• [GIVEN REQUEST] Filter out everything except lines holding "inter".

• [ITEMS]
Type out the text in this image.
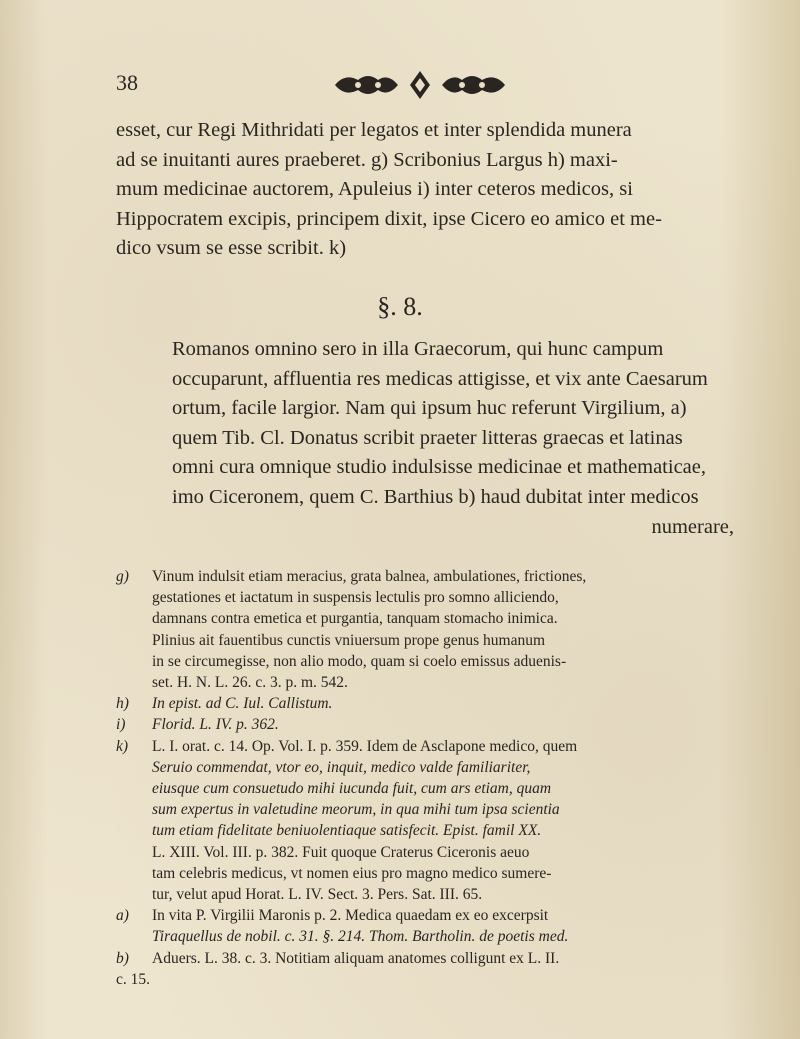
38
esset, cur Regi Mithridati per legatos et inter splendida munera
ad se inuitanti aures praeberet. g) Scribonius Largus h) maxi-
mum medicinae auctorem, Apuleius i) inter ceteros medicos, si
Hippocratem excipis, principem dixit, ipse Cicero eo amico et me-
dico vsum se esse scribit. k)
§. 8.
Romanos omnino sero in illa Graecorum, qui hunc campum
occuparunt, affluentia res medicas attigisse, et vix ante Caesarum
ortum, facile largior. Nam qui ipsum huc referunt Virgilium, a)
quem Tib. Cl. Donatus scribit praeter litteras graecas et latinas
omni cura omnique studio indulsisse medicinae et mathematicae,
imo Ciceronem, quem C. Barthius b) haud dubitat inter medicos
numerare,
g) Vinum indulsit etiam meracius, grata balnea, ambulationes, frictiones,
gestationes et iactatum in suspensis lectulis pro somno alliciendo,
damnans contra emetica et purgantia, tanquam stomacho inimica.
Plinius ait fauentibus cunctis vniuersum prope genus humanum
in se circumegisse, non alio modo, quam si coelo emissus aduenis-
set. H. N. L. 26. c. 3. p. m. 542.
h) In epist. ad C. Iul. Callistum.
i) Florid. L. IV. p. 362.
k) L. I. orat. c. 14. Op. Vol. I. p. 359. Idem de Asclapone medico, quem
Seruio commendat, vtor eo, inquit, medico valde familiariter,
eiusque cum consuetudo mihi iucunda fuit, cum ars etiam, quam
sum expertus in valetudine meorum, in qua mihi tum ipsa scientia
tum etiam fidelitate beniuolentiaque satisfecit. Epist. famil XX.
L. XIII. Vol. III. p. 382. Fuit quoque Craterus Ciceronis aeuo
tam celebris medicus, vt nomen eius pro magno medico sumere-
tur, velut apud Horat. L. IV. Sect. 3. Pers. Sat. III. 65.
a) In vita P. Virgilii Maronis p. 2. Medica quaedam ex eo excerpsit
Tiraquellus de nobil. c. 31. §. 214. Thom. Bartholin. de poetis med.
b) Aduers. L. 38. c. 3. Notitiam aliquam anatomes colligunt ex L. II.
c. 15.
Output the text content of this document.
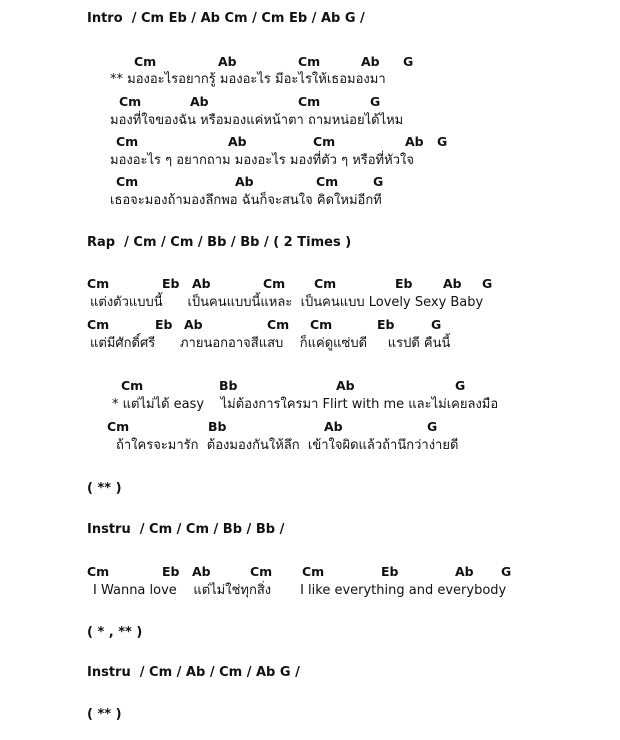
Intro  / Cm Eb / Ab Cm / Cm Eb / Ab G /
Cm	Ab	Cm	Ab G
** มองอะไรอยากรู้ มองอะไร มีอะไรให้เธอมองมา
Cm	Ab	Cm	G
มองที่ใจของฉัน หรือมองแค่หน้าตา ถามหน่อยได้ไหม
Cm	Ab	Cm	Ab G
มองอะไร ๆ อยากถาม มองอะไร มองที่ตัว ๆ หรือที่หัวใจ
Cm	Ab	Cm	G
เธอจะมองถ้ามองลึกพอ ฉันก็จะสนใจ คิดใหม่อีกที
Rap  / Cm / Cm / Bb / Bb / ( 2 Times )
Cm	Eb Ab	Cm Cm	Eb Ab G
แต่งตัวแบบนี้      เป็นคนแบบนี้แหละ  เป็นคนแบบ Lovely Sexy Baby
Cm	Eb Ab	Cm Cm	Eb	G
แต่มีศักดิ์ศรี      ภายนอกอาจสีแสบ    ก็แค่ดูแซ่บดี     แรปดี คืนนี้
Cm	Bb	Ab	G
* แต่ไม่ได้ easy    ไม่ต้องการใครมา Flirt with me และไม่เคยลงมือ
Cm	Bb	Ab	G
ถ้าใครจะมารัก  ต้องมองกันให้ลึก  เข้าใจผิดแล้วถ้านึกว่าง่ายดี
( ** )
Instru  / Cm / Cm / Bb / Bb /
Cm	Eb Ab	Cm Cm	Eb	Ab G
I Wanna love    แต่ไม่ใช่ทุกสิ่ง       I like everything and everybody
( * , ** )
Instru  / Cm / Ab / Cm / Ab G /
( ** )
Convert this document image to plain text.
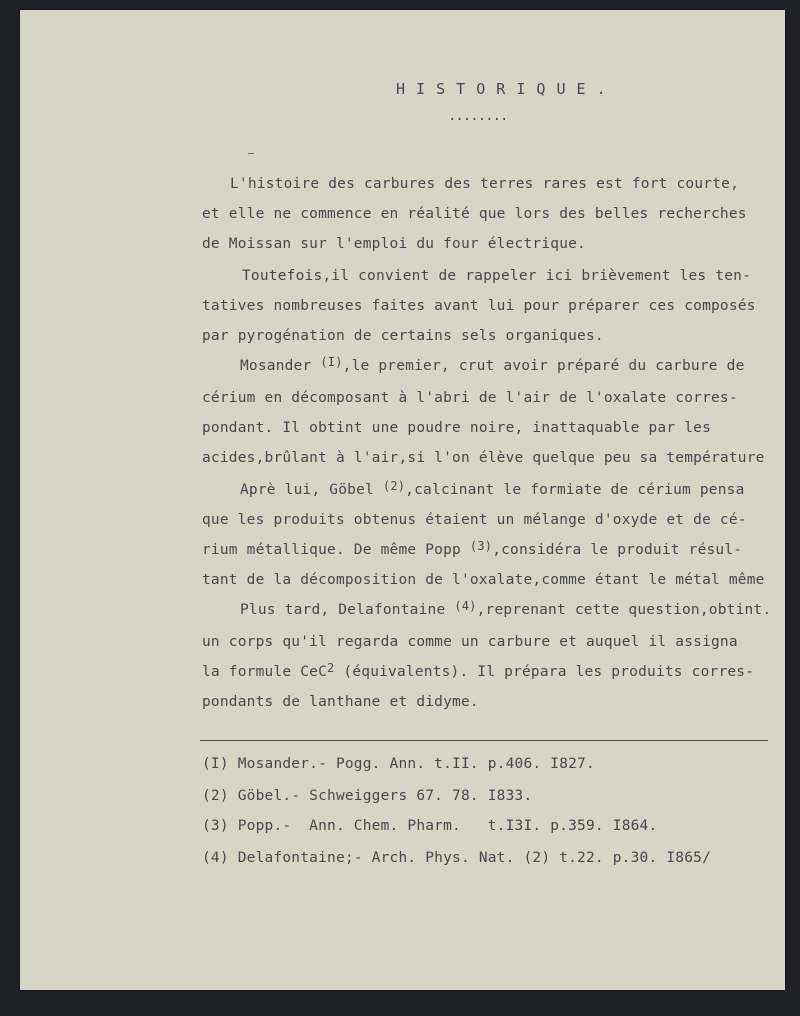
H I S T O R I Q U E .
........
L'histoire des carbures des terres rares est fort courte,
et elle ne commence en réalité que lors des belles recherches
de Moissan sur l'emploi du four électrique.
Toutefois,il convient de rappeler ici brièvement les ten-
tatives nombreuses faites avant lui pour préparer ces composés
par pyrogénation de certains sels organiques.
Mosander $^{(I)}$,le premier, crut avoir préparé du carbure de
cérium en décomposant à l'abri de l'air de l'oxalate corres-
pondant. Il obtint une poudre noire, inattaquable par les
acides,brûlant à l'air,si l'on élève quelque peu sa température
Aprè lui, Göbel $^{(2)}$,calcinant le formiate de cérium pensa
que les produits obtenus étaient un mélange d'oxyde et de cé-
rium métallique. De même Popp $^{(3)}$,considéra le produit résul-
tant de la décomposition de l'oxalate,comme étant le métal même
Plus tard, Delafontaine $^{(4)}$,reprenant cette question,obtint.
un corps qu'il regarda comme un carbure et auquel il assigna
la formule CeC$^2$ (équivalents). Il prépara les produits corres-
pondants de lanthane et didyme.
(I) Mosander.- Pogg. Ann. t.II. p.406. I827.
(2) Göbel.- Schweiggers 67. 78. I833.
(3) Popp.-  Ann. Chem. Pharm.   t.I3I. p.359. I864.
(4) Delafontaine;- Arch. Phys. Nat. (2) t.22. p.30. I865/
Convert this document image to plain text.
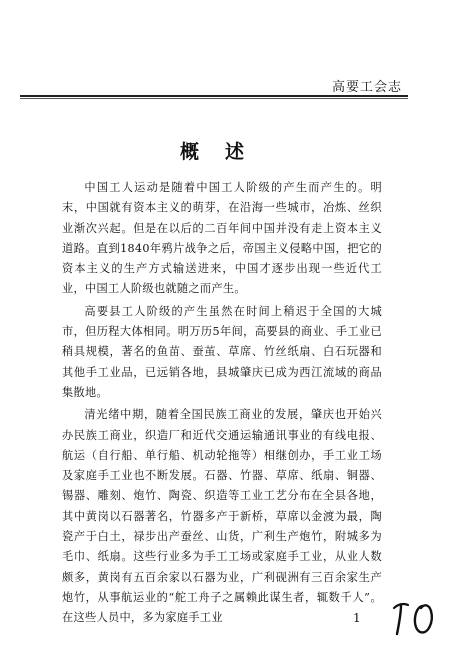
高要工会志
概述

中国工人运动是随着中国工人阶级的产生而产生的。明末，中国就有资本主义的萌芽，在沿海一些城市，冶炼、丝织业渐次兴起。但是在以后的二百年间中国并没有走上资本主义道路。直到1840年鸦片战争之后，帝国主义侵略中国，把它的资本主义的生产方式输送进来，中国才逐步出现一些近代工业，中国工人阶级也就随之而产生。

高要县工人阶级的产生虽然在时间上稍迟于全国的大城市，但历程大体相同。明万历5年间，高要县的商业、手工业已稍具规模，著名的鱼苗、蚕茧、草席、竹丝纸扇、白石玩器和其他手工业品，已远销各地，县城肇庆已成为西江流域的商品集散地。

清光绪中期，随着全国民族工商业的发展，肇庆也开始兴办民族工商业，织造厂和近代交通运输通讯事业的有线电报、航运（自行船、单行船、机动轮拖等）相继创办，手工业工场及家庭手工业也不断发展。石器、竹器、草席、纸扇、铜器、锡器、雕刻、炮竹、陶瓷、织造等工业工艺分布在全县各地，其中黄岗以石器著名，竹器多产于新桥，草席以金渡为最，陶瓷产于白土，禄步出产蚕丝、山货，广利生产炮竹，附城多为毛巾、纸扇。这些行业多为手工工场或家庭手工业，从业人数颇多，黄岗有五百余家以石器为业，广利砚洲有三百余家生产炮竹，从事航运业的“舵工舟子之属赖此谋生者，辄数千人”。在这些人员中，多为家庭手工业	1
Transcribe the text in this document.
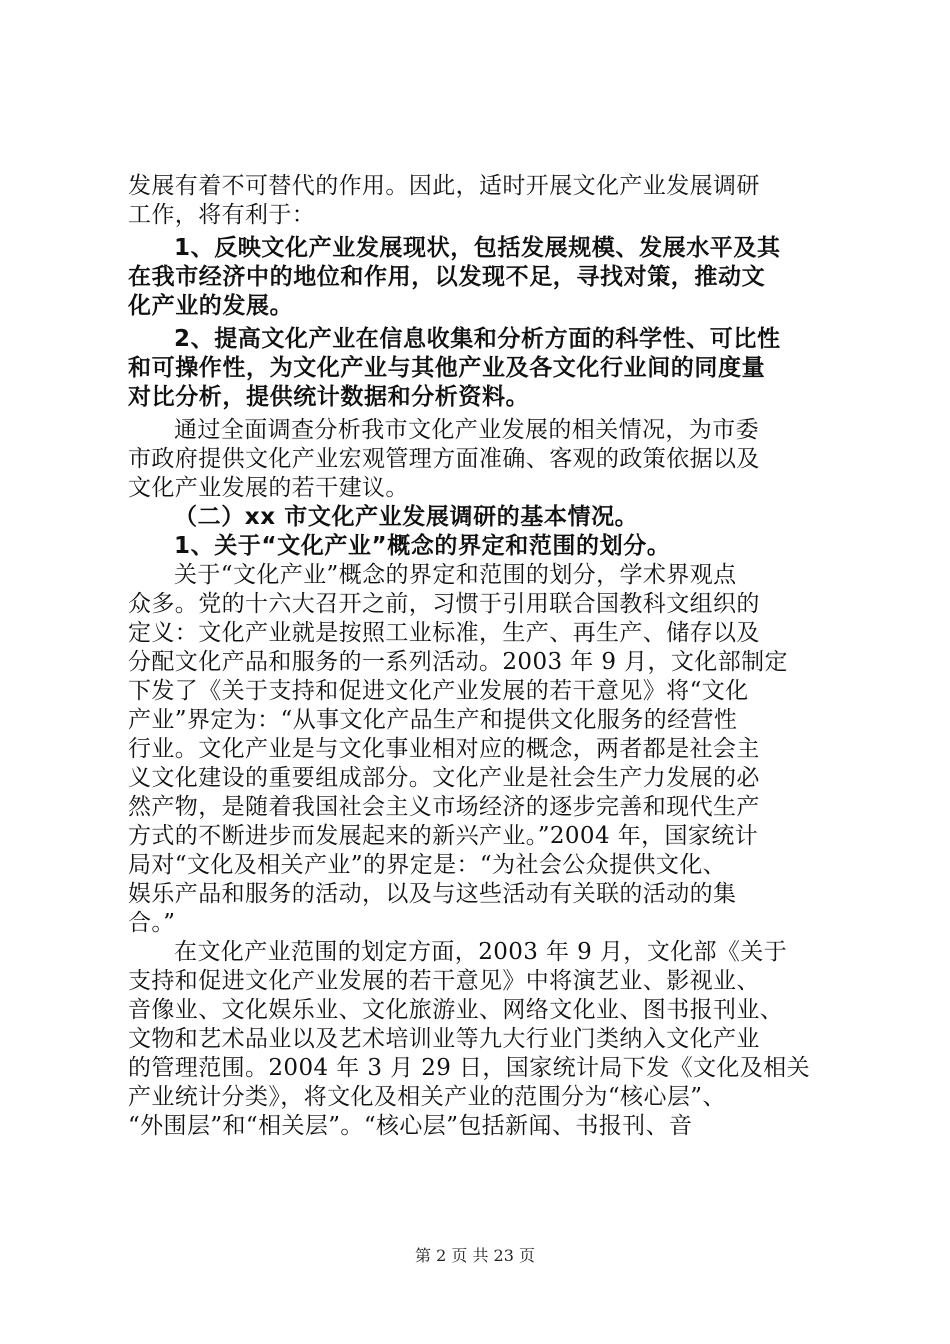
发展有着不可替代的作用。因此，适时开展文化产业发展调研
工作，将有利于：
1、反映文化产业发展现状，包括发展规模、发展水平及其
在我市经济中的地位和作用，以发现不足，寻找对策，推动文
化产业的发展。
2、提高文化产业在信息收集和分析方面的科学性、可比性
和可操作性，为文化产业与其他产业及各文化行业间的同度量
对比分析，提供统计数据和分析资料。
通过全面调查分析我市文化产业发展的相关情况，为市委
市政府提供文化产业宏观管理方面准确、客观的政策依据以及
文化产业发展的若干建议。
（二）xx 市文化产业发展调研的基本情况。
1、关于“文化产业”概念的界定和范围的划分。
关于“文化产业”概念的界定和范围的划分，学术界观点
众多。党的十六大召开之前，习惯于引用联合国教科文组织的
定义：文化产业就是按照工业标准，生产、再生产、储存以及
分配文化产品和服务的一系列活动。2003 年 9 月，文化部制定
下发了《关于支持和促进文化产业发展的若干意见》将“文化
产业”界定为：“从事文化产品生产和提供文化服务的经营性
行业。文化产业是与文化事业相对应的概念，两者都是社会主
义文化建设的重要组成部分。文化产业是社会生产力发展的必
然产物，是随着我国社会主义市场经济的逐步完善和现代生产
方式的不断进步而发展起来的新兴产业。”2004 年，国家统计
局对“文化及相关产业”的界定是：“为社会公众提供文化、
娱乐产品和服务的活动，以及与这些活动有关联的活动的集
合。”
在文化产业范围的划定方面，2003 年 9 月，文化部《关于
支持和促进文化产业发展的若干意见》中将演艺业、影视业、
音像业、文化娱乐业、文化旅游业、网络文化业、图书报刊业、
文物和艺术品业以及艺术培训业等九大行业门类纳入文化产业
的管理范围。2004 年 3 月 29 日，国家统计局下发《文化及相关
产业统计分类》，将文化及相关产业的范围分为“核心层”、
“外围层”和“相关层”。“核心层”包括新闻、书报刊、音
第 2 页 共 23 页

• [WRITTEN ANSWER]
esset, cur Regi Mithridati per legatos et inter splendida munera
mum medicinae auctorem, Apuleius i) inter ceteros medicos, si
imo Ciceronem, quem C. Barthius b) haud dubitat inter medicos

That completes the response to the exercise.